Find the word "ylabel" in the listing; pull out each line holding it.
--- Data listing ---
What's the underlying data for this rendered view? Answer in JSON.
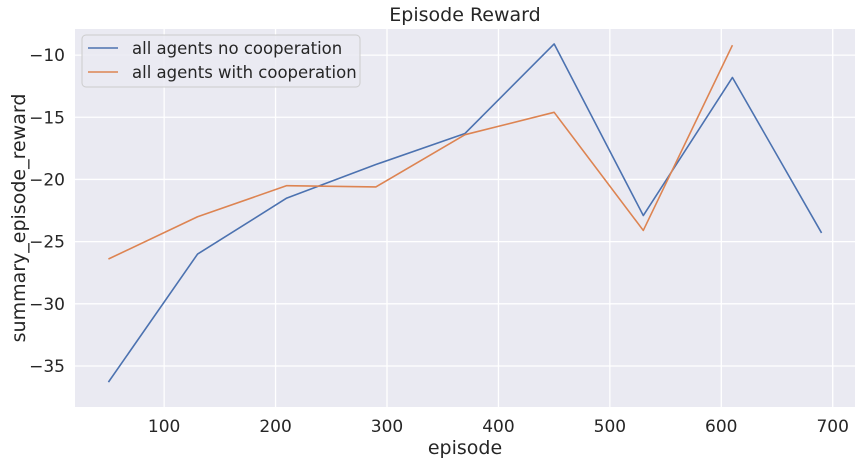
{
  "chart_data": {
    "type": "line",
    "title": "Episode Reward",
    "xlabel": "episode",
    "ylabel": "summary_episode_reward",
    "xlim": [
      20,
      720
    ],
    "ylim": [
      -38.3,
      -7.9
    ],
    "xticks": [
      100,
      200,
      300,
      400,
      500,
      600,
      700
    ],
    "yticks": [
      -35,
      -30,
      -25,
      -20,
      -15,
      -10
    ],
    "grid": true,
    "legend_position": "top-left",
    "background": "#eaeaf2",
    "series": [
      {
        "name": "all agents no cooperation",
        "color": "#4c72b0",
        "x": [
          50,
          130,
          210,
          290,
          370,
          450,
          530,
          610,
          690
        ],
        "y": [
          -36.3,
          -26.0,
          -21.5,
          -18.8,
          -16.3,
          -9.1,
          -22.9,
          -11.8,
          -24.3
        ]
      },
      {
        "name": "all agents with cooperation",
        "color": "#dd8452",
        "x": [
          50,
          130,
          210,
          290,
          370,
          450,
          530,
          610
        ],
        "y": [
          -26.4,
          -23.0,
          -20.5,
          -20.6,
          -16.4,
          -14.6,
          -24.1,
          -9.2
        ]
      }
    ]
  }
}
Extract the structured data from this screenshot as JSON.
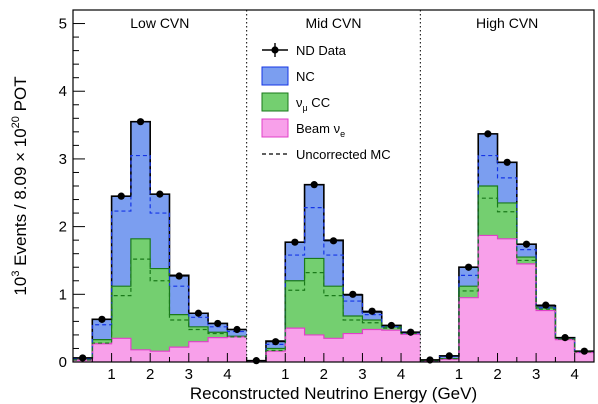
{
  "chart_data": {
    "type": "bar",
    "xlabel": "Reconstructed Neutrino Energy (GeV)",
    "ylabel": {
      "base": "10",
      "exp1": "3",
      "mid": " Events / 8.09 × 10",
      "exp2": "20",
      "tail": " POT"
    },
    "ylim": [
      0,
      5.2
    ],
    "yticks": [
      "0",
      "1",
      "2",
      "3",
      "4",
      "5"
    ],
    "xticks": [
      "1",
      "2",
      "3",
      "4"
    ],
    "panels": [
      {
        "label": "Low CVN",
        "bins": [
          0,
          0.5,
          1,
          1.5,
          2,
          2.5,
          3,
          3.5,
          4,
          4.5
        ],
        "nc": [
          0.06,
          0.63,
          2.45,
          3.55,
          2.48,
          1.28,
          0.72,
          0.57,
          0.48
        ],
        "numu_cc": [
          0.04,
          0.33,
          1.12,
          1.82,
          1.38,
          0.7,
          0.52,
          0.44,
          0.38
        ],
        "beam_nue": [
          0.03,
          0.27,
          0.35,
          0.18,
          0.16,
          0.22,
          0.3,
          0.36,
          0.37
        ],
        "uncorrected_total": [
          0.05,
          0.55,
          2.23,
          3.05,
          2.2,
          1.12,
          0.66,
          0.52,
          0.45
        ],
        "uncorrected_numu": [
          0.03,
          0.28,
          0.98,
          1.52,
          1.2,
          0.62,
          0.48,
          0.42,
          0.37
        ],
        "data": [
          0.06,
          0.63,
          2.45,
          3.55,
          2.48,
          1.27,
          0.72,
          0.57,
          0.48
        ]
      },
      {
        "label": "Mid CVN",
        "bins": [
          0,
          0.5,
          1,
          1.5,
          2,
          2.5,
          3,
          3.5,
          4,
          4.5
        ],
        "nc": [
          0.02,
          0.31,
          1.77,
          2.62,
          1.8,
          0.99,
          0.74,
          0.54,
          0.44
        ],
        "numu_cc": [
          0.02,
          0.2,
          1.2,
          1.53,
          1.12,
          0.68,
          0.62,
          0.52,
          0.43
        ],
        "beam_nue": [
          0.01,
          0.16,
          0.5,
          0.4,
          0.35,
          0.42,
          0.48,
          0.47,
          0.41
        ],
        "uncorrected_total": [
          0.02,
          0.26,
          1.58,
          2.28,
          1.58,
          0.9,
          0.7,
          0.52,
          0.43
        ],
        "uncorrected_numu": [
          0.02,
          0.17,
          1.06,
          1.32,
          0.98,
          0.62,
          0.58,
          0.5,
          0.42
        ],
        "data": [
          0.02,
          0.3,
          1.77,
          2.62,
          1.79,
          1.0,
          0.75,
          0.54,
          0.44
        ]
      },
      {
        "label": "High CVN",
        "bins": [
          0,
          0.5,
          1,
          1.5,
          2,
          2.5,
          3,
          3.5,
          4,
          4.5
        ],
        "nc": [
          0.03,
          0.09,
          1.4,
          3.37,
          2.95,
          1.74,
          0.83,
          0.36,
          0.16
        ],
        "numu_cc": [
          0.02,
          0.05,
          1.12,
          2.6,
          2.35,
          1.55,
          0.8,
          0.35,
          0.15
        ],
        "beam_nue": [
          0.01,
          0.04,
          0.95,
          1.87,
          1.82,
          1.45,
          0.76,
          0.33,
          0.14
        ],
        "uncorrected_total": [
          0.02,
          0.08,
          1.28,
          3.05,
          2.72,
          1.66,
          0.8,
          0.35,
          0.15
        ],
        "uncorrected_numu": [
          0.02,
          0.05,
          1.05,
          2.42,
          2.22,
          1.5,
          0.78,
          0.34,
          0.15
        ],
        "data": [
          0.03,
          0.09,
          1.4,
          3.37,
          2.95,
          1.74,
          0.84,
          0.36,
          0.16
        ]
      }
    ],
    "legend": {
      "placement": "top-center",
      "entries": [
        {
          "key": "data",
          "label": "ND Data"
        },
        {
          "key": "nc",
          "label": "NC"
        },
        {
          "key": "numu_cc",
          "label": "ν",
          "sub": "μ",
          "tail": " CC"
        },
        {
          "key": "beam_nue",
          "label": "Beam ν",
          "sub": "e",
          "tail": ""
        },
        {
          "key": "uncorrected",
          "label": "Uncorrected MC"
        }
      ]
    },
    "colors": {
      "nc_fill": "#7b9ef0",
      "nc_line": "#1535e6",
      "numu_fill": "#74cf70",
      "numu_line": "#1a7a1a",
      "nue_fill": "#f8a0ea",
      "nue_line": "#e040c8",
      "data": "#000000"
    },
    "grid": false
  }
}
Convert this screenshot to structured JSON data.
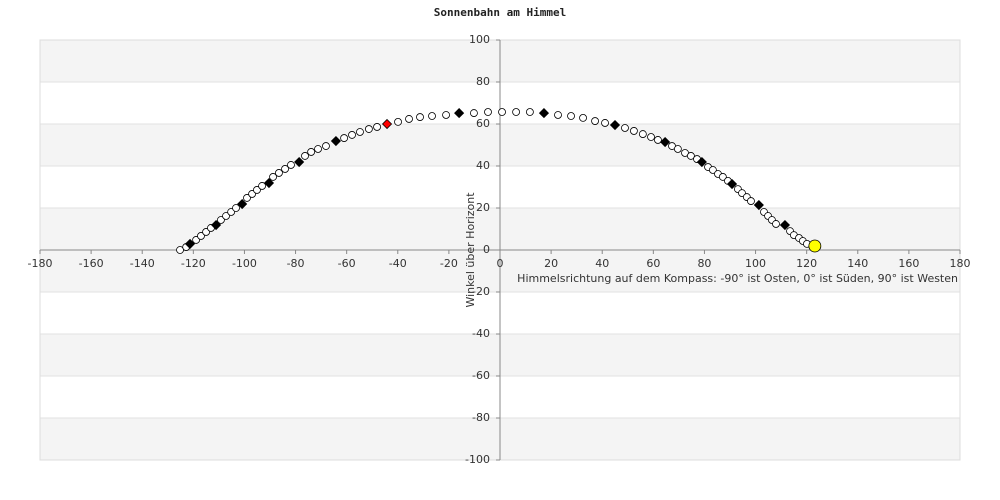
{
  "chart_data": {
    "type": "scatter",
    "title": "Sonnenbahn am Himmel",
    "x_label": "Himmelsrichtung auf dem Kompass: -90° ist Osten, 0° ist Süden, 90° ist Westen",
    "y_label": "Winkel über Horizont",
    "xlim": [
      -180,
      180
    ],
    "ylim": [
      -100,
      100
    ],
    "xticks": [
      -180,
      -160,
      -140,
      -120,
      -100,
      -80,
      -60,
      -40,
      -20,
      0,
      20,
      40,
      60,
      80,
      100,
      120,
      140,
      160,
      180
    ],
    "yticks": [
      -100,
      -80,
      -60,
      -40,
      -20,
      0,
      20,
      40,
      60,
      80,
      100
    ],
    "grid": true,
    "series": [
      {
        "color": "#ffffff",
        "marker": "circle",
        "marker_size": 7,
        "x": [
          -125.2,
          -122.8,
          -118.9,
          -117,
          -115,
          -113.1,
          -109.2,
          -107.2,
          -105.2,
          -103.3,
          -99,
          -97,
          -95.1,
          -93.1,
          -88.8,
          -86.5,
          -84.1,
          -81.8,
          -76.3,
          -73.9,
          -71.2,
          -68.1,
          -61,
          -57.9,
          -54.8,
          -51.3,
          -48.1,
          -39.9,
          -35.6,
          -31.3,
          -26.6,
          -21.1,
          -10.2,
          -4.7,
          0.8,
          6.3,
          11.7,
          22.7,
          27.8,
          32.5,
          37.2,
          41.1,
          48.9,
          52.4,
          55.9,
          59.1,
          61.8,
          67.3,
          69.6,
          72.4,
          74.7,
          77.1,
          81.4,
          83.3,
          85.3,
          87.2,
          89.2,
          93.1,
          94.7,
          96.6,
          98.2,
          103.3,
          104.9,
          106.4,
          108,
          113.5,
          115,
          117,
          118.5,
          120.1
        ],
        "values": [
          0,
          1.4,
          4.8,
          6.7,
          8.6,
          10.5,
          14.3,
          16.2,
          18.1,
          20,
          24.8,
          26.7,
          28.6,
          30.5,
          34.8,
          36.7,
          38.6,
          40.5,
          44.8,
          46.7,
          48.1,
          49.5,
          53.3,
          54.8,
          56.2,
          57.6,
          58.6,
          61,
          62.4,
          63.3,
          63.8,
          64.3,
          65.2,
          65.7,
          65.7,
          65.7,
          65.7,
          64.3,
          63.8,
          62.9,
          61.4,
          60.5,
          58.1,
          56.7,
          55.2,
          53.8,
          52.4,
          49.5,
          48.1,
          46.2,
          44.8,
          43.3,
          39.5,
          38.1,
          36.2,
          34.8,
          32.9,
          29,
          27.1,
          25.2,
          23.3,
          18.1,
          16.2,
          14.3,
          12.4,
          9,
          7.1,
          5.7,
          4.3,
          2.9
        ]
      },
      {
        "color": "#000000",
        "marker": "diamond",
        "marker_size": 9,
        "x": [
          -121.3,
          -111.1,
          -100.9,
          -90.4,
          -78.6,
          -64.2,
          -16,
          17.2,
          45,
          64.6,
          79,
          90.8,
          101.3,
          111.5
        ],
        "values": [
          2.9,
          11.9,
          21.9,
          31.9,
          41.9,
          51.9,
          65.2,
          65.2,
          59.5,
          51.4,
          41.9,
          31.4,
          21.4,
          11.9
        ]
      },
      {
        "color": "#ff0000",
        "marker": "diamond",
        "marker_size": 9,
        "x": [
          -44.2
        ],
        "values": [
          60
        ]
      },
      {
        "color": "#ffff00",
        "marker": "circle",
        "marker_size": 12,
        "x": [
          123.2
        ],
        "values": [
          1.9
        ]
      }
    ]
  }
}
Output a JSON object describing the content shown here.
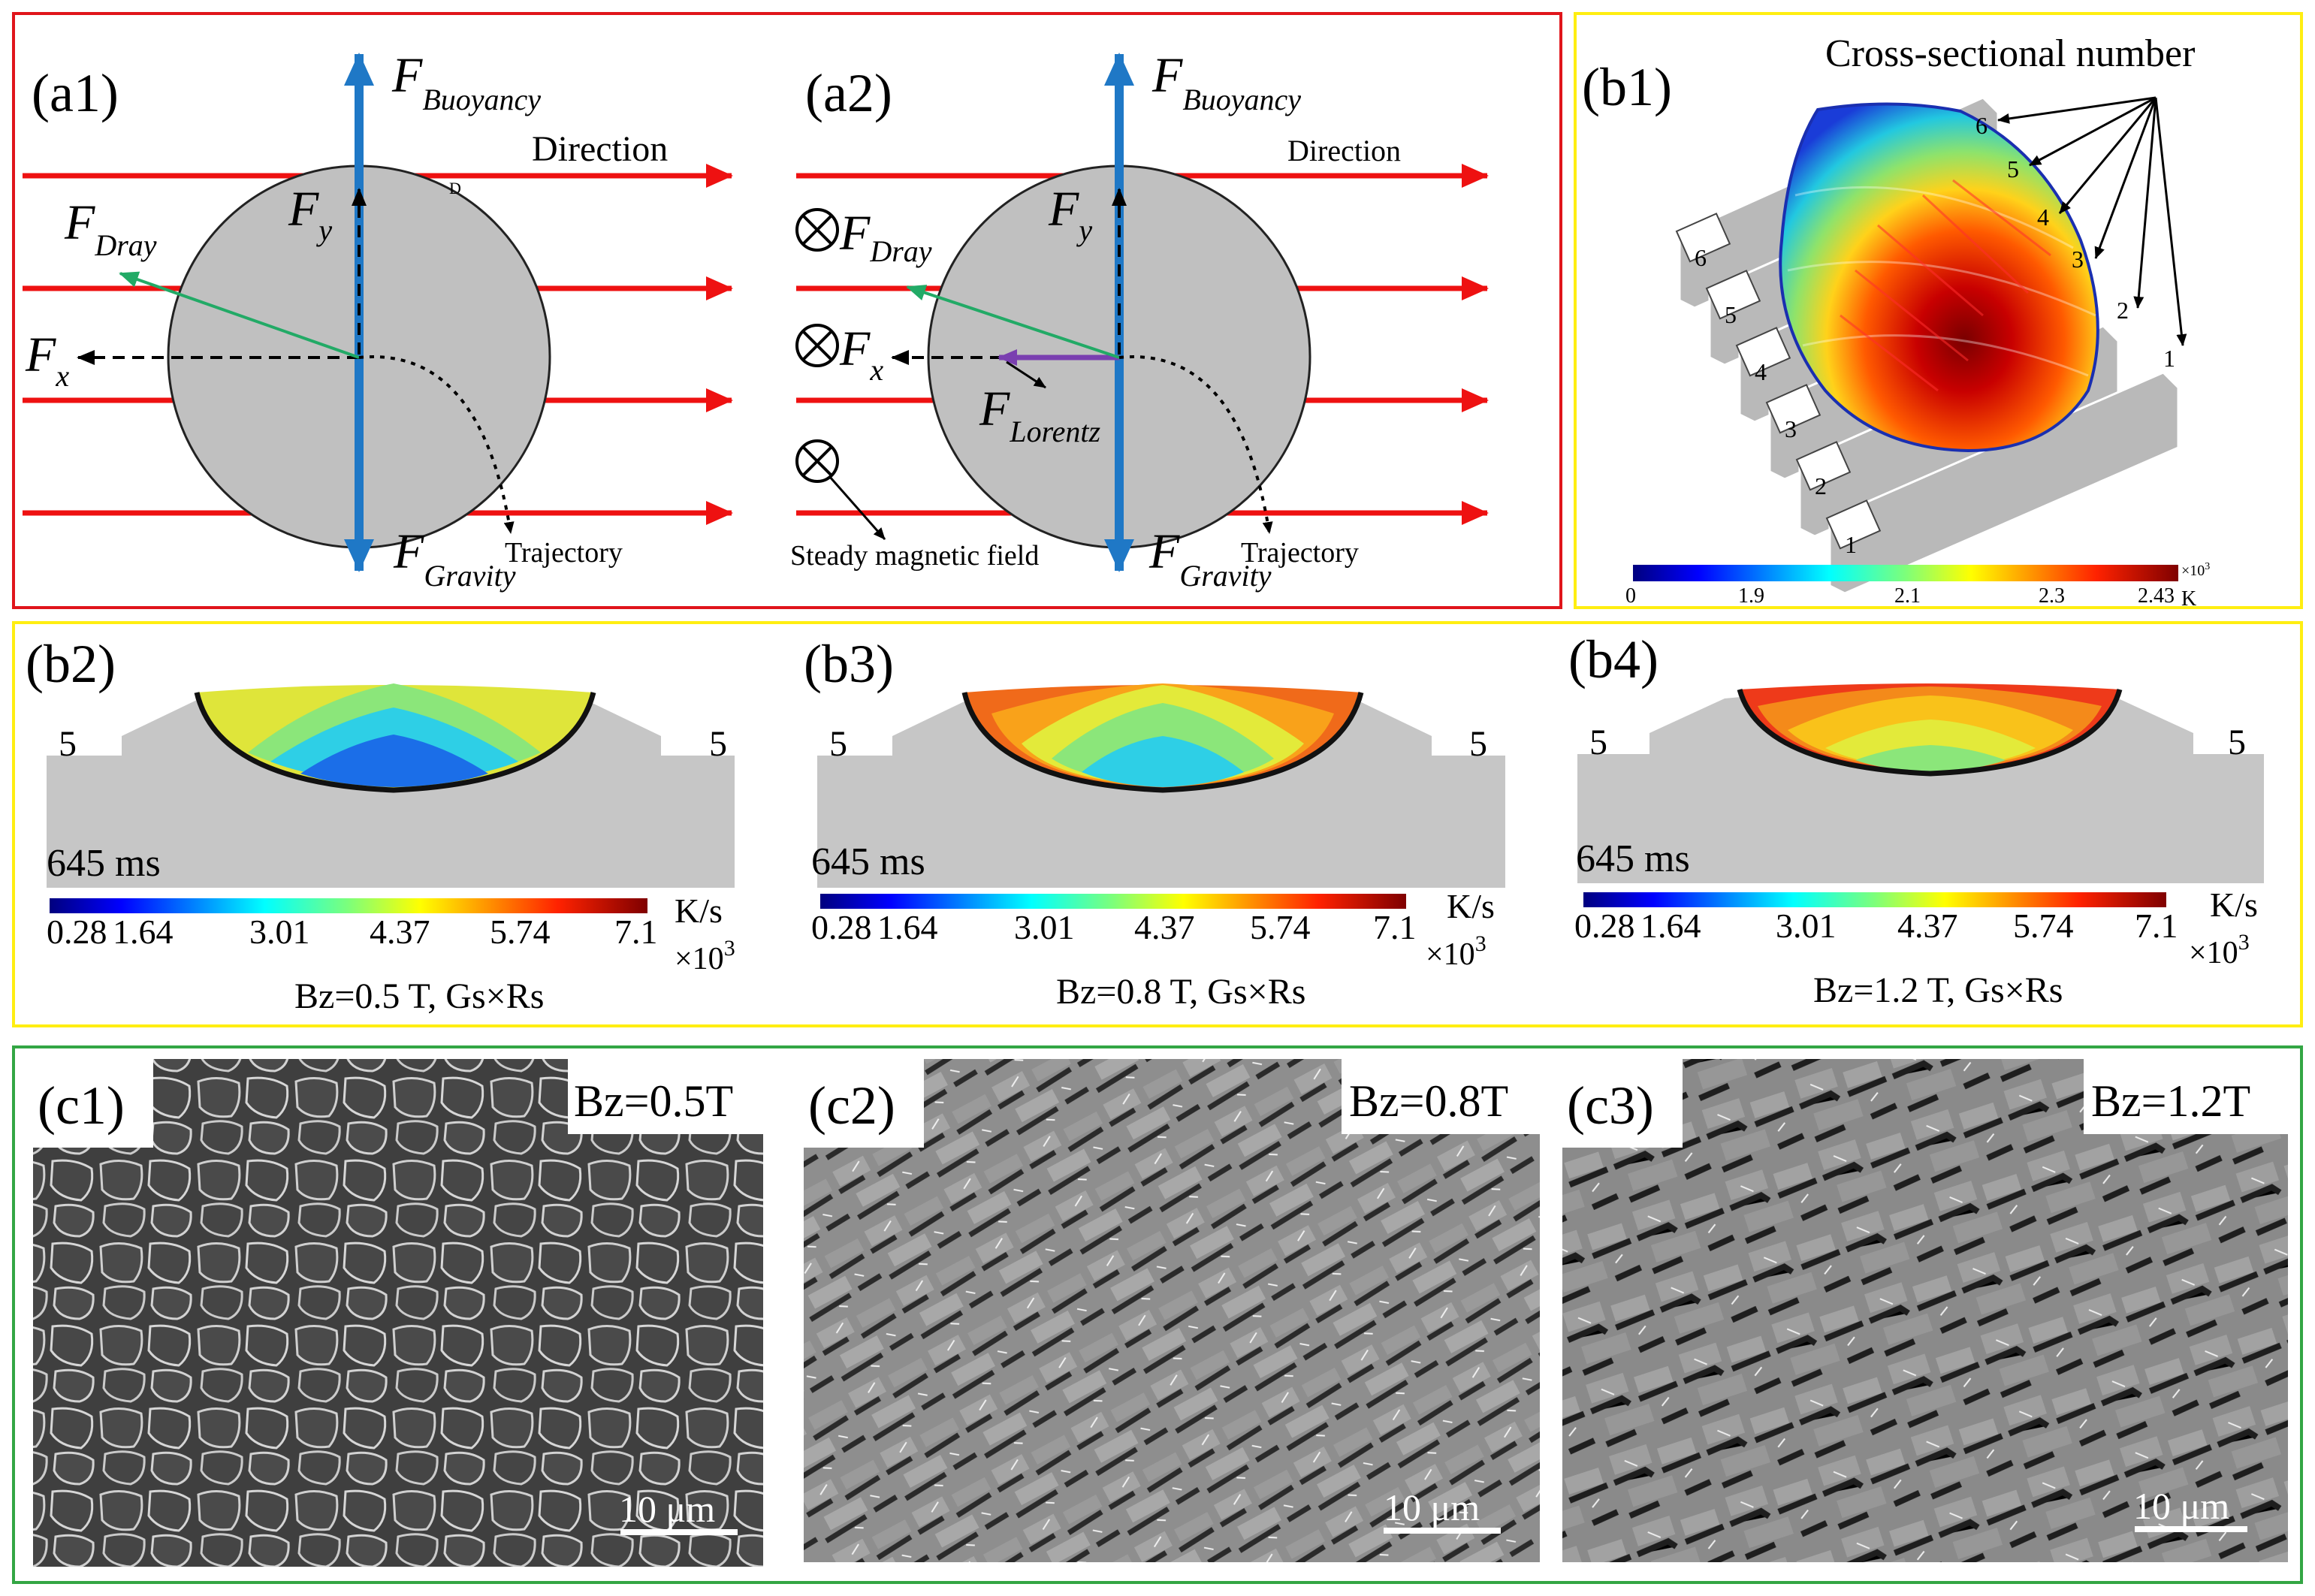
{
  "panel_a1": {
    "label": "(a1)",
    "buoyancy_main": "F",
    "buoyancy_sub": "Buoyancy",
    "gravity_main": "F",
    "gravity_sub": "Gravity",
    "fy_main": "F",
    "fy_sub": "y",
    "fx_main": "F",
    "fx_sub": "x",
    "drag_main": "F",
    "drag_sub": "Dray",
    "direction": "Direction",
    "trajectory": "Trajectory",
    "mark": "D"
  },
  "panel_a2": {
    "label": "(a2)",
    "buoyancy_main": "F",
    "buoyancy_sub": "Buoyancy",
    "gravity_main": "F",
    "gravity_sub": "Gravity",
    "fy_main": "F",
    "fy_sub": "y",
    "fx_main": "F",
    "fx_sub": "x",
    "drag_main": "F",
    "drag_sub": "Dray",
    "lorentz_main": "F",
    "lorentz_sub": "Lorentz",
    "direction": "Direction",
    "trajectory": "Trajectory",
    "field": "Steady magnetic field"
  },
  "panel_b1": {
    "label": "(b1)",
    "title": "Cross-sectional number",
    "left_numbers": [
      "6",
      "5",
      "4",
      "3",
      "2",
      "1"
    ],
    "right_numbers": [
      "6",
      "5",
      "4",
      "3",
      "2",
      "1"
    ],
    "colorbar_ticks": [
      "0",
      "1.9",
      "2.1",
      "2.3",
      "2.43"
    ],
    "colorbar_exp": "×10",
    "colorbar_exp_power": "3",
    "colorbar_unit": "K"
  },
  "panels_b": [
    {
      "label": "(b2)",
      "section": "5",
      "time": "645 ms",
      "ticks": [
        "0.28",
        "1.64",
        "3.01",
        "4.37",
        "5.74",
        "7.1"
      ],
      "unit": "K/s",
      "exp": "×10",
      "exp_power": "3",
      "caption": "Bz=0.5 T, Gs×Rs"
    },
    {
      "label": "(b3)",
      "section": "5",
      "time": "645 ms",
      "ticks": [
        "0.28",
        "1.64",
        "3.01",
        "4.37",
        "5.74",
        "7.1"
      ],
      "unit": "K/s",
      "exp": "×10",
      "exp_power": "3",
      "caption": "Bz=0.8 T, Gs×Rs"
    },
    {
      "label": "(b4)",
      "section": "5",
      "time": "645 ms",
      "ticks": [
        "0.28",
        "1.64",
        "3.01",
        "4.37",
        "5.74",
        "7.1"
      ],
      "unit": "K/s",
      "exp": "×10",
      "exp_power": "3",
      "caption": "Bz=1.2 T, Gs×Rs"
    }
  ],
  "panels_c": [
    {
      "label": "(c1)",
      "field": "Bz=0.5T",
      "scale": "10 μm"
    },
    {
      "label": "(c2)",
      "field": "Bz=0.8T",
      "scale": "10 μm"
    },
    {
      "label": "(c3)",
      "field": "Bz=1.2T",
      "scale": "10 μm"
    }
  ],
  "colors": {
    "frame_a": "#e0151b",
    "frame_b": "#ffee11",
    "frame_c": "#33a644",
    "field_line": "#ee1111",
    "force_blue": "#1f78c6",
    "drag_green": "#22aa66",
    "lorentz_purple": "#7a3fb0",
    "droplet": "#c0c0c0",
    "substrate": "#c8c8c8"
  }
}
---
## Output
    "ylabel": "summary_episode_reward",
    "ylabel": {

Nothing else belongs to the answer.